## Set exercise
Find every line in the records that holds the string "about". Copy each one.

** Start Data shown **

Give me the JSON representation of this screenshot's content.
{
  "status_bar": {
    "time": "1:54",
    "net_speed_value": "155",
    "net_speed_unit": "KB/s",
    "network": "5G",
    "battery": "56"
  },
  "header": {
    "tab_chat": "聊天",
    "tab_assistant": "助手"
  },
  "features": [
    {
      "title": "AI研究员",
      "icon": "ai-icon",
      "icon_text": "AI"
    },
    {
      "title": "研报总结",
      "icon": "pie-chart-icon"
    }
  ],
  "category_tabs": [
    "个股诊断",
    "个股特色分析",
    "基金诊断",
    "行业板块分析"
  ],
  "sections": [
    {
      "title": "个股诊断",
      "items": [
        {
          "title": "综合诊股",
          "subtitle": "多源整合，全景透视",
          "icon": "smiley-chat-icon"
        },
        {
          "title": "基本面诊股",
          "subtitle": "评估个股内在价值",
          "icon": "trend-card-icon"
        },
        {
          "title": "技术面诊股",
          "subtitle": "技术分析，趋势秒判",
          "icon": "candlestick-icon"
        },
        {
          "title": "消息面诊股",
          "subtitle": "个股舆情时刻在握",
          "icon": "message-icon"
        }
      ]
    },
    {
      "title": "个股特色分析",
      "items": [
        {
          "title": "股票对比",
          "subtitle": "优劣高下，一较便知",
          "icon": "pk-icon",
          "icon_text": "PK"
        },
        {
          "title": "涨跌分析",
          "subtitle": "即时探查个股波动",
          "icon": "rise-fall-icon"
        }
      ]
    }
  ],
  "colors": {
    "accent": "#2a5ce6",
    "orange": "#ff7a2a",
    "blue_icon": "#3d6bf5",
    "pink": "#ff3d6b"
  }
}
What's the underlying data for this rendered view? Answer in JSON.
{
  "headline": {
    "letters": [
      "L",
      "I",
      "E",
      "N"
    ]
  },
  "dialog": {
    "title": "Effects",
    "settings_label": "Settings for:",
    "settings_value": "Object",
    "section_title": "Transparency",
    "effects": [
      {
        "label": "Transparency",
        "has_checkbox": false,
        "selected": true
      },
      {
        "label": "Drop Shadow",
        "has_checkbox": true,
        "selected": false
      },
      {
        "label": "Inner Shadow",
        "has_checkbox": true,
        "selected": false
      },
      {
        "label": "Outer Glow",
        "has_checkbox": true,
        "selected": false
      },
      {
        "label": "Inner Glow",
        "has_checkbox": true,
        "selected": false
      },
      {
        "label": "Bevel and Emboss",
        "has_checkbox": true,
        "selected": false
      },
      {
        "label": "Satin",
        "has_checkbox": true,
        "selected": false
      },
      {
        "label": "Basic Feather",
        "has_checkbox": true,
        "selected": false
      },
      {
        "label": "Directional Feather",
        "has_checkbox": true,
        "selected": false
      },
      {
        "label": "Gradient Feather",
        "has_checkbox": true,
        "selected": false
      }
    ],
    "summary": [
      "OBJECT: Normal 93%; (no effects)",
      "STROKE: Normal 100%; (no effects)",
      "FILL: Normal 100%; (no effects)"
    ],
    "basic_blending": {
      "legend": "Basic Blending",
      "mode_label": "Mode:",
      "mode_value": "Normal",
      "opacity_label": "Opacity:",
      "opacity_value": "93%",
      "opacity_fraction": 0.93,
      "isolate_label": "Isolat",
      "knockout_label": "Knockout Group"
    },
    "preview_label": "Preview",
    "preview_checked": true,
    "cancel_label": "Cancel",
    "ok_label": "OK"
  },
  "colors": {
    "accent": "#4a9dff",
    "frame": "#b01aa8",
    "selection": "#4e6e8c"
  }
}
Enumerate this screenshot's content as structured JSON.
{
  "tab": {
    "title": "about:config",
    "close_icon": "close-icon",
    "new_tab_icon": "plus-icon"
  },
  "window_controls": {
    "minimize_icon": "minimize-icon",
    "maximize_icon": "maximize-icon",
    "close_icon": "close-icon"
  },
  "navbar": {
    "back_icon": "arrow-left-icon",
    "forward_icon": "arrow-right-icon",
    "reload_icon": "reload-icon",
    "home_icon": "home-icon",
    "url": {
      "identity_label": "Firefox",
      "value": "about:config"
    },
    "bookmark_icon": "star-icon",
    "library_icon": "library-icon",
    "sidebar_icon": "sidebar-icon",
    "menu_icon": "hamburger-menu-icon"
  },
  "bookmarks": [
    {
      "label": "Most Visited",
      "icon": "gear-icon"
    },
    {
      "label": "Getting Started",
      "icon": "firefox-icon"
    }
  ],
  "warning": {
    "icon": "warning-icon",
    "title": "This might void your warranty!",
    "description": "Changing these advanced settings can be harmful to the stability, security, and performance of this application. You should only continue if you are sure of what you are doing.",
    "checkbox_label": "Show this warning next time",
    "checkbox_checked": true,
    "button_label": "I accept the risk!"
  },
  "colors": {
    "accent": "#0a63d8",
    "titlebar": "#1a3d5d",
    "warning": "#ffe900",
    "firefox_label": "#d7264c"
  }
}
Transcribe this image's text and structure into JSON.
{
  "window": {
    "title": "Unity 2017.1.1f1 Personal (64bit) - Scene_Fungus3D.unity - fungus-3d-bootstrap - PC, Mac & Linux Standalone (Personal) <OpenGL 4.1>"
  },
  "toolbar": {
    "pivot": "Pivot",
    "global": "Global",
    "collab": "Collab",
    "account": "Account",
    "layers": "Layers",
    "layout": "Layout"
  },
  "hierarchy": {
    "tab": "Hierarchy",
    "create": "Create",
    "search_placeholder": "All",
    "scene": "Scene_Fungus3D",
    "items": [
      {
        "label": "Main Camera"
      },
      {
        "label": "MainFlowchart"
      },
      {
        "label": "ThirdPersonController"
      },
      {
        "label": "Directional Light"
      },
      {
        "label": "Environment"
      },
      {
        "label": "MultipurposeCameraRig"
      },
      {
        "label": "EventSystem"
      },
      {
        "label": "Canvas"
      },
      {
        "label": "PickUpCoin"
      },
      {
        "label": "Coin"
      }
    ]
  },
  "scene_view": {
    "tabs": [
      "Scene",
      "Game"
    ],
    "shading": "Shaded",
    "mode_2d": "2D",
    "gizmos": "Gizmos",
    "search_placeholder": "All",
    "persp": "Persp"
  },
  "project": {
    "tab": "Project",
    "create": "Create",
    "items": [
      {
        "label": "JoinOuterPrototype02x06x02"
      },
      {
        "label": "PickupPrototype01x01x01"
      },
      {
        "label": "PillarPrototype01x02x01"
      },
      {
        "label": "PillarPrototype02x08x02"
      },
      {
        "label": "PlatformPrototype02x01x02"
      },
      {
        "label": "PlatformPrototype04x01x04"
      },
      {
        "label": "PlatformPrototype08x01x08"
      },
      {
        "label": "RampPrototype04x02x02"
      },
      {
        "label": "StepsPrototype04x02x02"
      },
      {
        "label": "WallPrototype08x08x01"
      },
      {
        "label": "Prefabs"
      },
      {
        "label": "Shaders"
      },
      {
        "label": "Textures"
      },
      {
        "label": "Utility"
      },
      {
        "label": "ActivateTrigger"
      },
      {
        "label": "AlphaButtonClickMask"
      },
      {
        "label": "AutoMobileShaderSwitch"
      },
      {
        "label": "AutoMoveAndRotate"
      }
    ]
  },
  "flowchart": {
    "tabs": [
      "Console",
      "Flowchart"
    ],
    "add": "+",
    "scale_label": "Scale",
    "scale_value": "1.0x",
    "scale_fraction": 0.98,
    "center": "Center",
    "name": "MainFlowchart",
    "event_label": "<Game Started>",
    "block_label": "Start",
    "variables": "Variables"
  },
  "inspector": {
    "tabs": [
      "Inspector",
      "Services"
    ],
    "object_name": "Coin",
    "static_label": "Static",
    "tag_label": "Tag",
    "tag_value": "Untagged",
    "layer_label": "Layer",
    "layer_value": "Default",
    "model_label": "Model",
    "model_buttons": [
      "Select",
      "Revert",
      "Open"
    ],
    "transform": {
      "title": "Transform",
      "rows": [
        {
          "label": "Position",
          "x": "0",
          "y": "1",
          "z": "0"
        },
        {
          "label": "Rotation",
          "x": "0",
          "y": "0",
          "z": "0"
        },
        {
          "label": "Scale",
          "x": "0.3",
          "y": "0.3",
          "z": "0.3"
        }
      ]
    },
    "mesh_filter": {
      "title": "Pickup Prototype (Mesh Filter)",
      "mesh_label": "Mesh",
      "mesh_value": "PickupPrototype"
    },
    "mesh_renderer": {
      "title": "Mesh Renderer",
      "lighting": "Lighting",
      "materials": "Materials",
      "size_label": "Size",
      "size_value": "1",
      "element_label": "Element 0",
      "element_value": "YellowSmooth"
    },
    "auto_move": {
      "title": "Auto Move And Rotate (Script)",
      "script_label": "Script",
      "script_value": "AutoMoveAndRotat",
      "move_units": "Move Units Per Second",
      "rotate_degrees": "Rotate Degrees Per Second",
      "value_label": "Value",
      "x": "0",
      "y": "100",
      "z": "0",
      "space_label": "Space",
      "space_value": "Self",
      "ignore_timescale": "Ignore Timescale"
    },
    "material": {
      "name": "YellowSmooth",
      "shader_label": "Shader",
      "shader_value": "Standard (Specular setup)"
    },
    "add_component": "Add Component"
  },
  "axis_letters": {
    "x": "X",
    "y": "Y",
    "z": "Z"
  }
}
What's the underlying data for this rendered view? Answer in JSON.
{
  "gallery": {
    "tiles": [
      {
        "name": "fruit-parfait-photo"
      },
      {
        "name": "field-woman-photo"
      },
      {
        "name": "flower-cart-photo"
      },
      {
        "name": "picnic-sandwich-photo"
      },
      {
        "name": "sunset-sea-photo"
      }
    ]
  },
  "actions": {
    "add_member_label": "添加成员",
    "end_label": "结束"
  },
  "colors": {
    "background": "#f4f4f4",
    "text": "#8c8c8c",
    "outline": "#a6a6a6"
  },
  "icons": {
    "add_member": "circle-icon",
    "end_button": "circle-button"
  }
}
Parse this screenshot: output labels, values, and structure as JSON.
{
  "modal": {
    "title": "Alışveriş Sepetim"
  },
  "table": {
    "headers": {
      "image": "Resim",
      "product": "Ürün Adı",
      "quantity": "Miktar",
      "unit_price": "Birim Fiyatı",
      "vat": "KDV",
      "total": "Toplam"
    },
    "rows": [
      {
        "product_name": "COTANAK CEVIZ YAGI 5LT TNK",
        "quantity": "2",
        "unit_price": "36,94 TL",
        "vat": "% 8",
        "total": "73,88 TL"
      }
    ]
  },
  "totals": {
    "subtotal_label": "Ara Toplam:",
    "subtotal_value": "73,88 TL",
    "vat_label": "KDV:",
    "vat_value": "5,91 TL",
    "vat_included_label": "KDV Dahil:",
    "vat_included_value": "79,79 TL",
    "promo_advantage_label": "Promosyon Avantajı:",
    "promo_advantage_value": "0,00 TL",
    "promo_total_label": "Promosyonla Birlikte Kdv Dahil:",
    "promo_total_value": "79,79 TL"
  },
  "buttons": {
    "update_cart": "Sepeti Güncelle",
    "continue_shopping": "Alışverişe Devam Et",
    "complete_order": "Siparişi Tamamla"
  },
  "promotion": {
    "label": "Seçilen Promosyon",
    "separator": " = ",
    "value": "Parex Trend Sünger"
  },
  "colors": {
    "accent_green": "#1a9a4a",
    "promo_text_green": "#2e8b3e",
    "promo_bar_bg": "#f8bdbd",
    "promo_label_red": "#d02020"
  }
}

** End Data shown **

## Correct output
    "title": "about:config",
      "value": "about:config"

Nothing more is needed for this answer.